### REQUIRED ACTION
All lines in the data that hold the word "naive" need copying.

### RAW DATA
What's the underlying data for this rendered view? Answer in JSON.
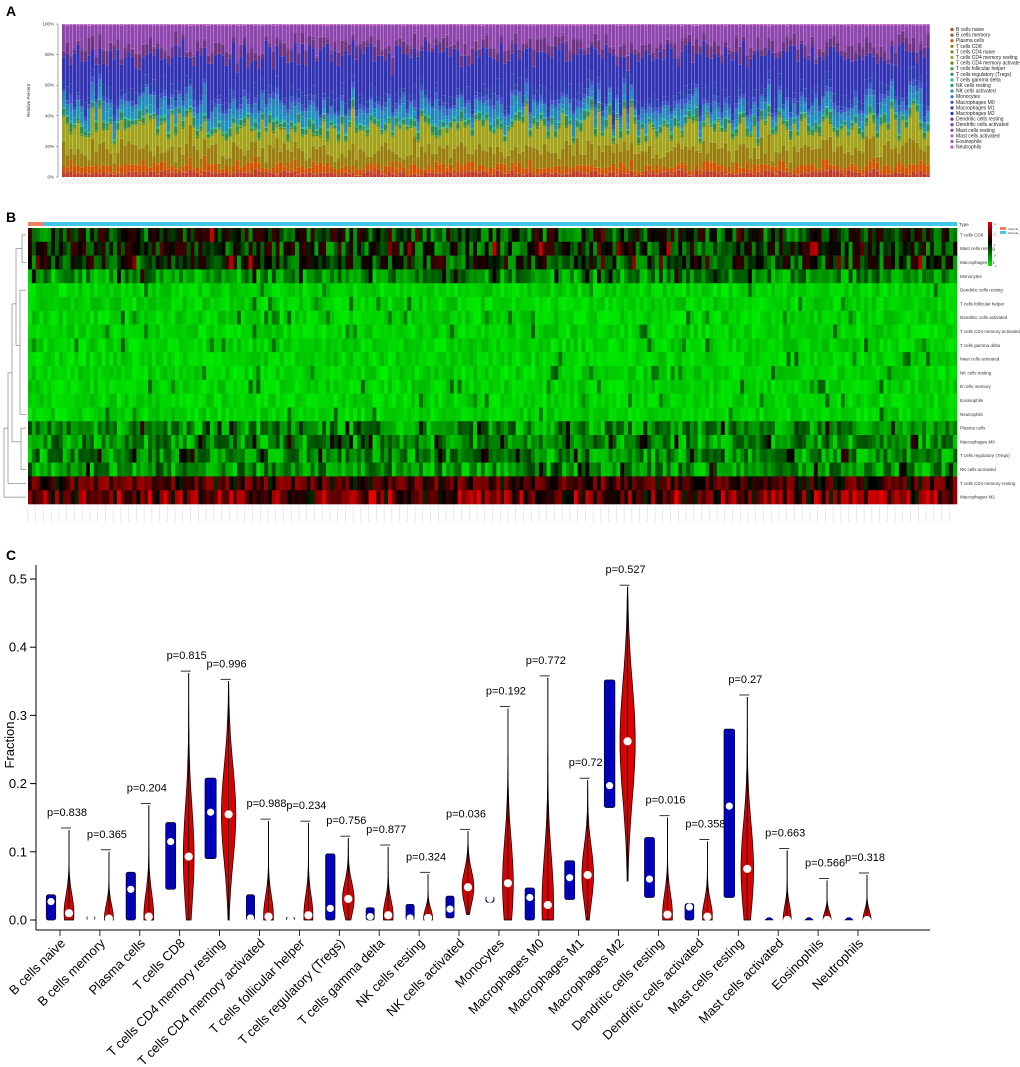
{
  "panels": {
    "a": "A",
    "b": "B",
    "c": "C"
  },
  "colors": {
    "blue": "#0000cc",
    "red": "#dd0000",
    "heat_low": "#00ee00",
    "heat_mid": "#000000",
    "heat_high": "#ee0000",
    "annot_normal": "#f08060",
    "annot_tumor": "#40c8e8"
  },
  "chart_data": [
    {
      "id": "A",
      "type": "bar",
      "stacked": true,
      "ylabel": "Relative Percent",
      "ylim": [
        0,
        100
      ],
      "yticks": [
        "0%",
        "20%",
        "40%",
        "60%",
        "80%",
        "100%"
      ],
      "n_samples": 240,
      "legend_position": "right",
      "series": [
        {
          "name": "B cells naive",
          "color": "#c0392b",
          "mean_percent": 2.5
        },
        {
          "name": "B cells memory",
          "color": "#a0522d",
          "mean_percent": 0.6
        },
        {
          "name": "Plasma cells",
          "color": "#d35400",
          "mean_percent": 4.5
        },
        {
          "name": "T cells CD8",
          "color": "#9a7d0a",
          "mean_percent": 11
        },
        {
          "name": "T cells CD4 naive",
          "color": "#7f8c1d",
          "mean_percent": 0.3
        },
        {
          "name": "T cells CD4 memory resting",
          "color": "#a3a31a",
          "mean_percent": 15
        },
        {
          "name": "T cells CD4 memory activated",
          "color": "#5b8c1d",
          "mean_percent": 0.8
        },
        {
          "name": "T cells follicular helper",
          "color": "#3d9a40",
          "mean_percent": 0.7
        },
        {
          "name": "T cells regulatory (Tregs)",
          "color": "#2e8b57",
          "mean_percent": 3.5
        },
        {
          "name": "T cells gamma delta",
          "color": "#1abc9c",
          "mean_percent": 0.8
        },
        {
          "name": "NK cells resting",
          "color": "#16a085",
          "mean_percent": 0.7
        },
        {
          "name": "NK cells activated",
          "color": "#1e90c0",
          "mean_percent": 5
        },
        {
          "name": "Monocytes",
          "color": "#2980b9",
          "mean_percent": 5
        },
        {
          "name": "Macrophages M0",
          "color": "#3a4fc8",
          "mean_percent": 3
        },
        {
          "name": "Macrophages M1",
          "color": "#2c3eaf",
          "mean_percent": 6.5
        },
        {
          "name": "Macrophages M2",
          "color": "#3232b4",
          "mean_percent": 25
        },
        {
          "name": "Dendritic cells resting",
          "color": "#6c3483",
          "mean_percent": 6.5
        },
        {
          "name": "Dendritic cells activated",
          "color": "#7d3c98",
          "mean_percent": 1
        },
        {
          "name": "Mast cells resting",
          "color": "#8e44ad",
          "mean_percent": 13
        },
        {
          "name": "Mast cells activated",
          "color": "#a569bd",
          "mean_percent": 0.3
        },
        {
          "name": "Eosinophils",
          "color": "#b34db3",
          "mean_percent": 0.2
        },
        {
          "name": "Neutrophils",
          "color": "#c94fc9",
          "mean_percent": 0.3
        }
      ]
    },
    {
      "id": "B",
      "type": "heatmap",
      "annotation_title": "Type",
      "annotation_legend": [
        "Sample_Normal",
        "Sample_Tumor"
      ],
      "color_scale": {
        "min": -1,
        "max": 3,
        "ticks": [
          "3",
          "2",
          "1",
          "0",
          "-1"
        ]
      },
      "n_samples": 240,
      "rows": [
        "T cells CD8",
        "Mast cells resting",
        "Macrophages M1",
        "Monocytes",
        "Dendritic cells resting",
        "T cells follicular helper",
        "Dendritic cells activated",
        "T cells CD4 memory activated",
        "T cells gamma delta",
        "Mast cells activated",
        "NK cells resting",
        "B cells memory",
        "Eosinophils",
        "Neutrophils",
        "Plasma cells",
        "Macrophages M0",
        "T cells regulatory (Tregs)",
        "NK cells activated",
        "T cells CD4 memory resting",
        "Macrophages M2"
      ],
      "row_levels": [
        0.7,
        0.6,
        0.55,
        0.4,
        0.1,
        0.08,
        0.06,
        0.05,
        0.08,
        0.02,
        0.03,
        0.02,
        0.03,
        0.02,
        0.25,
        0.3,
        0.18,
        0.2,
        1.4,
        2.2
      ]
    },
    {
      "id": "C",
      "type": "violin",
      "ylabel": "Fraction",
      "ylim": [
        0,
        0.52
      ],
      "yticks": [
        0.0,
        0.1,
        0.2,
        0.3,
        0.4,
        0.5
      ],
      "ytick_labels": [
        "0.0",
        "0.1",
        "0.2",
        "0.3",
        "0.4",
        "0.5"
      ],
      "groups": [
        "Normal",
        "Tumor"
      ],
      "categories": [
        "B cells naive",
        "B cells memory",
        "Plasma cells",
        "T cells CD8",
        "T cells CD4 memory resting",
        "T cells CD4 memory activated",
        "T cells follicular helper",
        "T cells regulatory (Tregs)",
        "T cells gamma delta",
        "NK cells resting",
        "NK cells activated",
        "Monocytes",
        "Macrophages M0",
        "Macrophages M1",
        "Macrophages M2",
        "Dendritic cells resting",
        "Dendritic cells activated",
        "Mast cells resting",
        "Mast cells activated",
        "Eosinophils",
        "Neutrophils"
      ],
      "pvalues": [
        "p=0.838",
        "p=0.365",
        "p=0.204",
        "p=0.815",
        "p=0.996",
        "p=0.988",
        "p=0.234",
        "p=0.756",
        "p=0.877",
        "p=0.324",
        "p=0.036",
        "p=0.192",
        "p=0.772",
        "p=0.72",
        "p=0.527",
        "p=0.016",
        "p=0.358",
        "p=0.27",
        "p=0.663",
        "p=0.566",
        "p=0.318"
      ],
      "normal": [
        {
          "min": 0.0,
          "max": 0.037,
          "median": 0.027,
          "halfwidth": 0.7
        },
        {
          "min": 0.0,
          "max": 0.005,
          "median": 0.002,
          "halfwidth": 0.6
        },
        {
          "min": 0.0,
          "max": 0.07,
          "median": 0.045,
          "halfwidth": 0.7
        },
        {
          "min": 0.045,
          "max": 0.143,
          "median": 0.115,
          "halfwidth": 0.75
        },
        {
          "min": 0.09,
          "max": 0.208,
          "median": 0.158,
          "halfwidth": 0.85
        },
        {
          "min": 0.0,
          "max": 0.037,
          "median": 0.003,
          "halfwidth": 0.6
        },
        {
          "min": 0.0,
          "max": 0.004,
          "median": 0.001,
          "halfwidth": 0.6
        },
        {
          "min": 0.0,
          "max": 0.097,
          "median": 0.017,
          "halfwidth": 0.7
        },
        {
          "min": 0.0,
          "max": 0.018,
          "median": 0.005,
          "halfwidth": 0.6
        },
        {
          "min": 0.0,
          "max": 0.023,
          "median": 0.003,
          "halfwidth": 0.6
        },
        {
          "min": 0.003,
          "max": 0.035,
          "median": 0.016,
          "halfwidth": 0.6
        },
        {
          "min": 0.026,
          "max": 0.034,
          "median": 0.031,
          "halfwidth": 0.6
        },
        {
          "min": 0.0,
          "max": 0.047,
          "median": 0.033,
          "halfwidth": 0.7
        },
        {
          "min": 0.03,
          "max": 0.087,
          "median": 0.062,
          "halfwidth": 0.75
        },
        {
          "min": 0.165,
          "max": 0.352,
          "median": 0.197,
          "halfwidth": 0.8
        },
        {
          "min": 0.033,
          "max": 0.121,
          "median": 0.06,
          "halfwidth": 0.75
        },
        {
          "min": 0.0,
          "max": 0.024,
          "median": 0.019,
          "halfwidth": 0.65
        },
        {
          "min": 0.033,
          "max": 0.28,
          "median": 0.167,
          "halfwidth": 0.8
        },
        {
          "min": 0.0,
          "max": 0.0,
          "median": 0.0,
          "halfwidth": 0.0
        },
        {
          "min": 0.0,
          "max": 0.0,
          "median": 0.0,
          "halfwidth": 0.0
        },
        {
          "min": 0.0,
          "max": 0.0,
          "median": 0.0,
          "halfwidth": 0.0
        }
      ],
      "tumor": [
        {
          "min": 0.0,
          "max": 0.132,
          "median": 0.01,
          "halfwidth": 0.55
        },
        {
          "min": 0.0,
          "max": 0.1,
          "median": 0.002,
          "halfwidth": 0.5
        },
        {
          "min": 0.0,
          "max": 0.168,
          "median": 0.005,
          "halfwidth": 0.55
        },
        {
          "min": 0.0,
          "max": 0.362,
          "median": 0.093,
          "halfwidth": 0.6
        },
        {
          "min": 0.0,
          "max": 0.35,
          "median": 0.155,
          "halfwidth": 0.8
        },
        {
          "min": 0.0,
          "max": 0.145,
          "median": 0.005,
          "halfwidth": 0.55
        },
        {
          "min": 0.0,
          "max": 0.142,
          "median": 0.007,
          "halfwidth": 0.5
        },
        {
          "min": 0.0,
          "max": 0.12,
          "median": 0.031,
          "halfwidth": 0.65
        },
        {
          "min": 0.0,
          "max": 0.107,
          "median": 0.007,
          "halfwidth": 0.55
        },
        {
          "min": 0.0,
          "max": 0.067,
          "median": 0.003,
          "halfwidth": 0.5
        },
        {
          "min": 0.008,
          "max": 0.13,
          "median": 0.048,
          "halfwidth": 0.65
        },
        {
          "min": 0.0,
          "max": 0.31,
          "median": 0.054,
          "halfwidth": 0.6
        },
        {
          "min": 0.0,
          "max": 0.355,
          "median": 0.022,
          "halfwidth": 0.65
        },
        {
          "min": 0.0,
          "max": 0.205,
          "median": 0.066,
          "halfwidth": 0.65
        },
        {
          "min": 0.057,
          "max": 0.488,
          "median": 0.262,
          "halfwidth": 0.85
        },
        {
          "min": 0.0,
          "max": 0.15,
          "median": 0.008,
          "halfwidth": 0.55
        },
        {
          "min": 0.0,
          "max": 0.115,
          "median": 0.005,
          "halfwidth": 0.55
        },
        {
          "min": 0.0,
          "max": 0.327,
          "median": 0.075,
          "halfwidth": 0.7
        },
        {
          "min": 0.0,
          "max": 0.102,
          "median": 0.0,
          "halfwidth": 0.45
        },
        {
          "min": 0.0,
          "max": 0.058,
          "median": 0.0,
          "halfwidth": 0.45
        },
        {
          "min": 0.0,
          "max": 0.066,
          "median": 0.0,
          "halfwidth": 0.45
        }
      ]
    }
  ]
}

--

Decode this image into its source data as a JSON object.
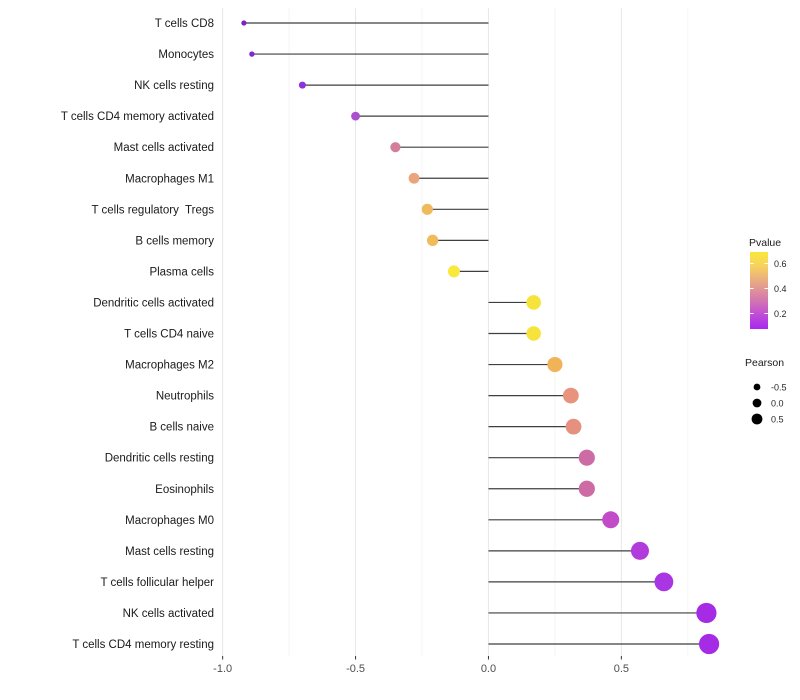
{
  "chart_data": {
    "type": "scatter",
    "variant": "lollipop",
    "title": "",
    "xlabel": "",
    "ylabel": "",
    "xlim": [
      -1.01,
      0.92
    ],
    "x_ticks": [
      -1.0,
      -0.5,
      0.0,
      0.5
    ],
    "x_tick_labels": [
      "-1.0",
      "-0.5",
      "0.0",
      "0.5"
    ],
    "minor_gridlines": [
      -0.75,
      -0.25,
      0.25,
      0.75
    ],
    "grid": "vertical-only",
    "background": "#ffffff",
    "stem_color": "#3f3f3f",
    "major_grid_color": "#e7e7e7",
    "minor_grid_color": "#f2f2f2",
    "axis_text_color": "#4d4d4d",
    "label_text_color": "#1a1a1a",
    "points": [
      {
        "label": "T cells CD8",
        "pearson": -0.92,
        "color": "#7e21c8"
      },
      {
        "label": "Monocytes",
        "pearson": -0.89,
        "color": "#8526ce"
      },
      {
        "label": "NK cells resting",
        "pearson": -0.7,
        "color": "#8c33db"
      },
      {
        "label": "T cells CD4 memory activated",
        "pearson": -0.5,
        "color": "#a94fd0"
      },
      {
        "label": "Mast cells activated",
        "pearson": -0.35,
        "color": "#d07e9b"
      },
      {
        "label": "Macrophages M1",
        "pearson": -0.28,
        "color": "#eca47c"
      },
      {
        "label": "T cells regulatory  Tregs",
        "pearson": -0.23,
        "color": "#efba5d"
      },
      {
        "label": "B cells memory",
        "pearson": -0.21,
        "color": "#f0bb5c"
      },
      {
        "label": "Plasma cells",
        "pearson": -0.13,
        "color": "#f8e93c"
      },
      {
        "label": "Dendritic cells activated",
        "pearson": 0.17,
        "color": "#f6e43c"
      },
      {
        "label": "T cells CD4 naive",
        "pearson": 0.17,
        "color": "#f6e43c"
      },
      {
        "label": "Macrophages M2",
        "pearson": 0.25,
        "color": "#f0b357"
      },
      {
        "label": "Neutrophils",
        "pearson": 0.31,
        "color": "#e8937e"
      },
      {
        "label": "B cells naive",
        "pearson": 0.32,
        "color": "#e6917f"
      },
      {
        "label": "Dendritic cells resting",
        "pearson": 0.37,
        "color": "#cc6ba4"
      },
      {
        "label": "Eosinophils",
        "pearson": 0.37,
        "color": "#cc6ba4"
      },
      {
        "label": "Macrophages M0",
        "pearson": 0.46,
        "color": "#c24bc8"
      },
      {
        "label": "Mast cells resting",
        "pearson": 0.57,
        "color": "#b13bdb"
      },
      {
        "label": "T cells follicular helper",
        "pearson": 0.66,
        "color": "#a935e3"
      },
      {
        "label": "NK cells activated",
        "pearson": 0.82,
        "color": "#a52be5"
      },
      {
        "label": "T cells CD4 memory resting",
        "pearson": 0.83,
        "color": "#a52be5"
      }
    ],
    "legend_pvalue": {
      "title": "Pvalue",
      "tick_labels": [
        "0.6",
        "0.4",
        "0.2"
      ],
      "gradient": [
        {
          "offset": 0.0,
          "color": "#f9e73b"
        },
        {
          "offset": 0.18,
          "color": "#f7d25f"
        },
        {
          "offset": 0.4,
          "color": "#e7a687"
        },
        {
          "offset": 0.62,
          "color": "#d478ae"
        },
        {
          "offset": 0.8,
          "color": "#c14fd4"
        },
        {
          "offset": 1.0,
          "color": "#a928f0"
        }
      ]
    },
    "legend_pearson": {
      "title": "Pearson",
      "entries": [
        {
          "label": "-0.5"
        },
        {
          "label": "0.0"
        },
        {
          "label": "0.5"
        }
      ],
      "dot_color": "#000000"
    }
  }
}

### WRITTEN SOLUTION
          "name": "B cells naive",
          "name": "T cells CD4 naive",
        "B cells naive",
        "label": "T cells CD4 naive",
        "label": "B cells naive",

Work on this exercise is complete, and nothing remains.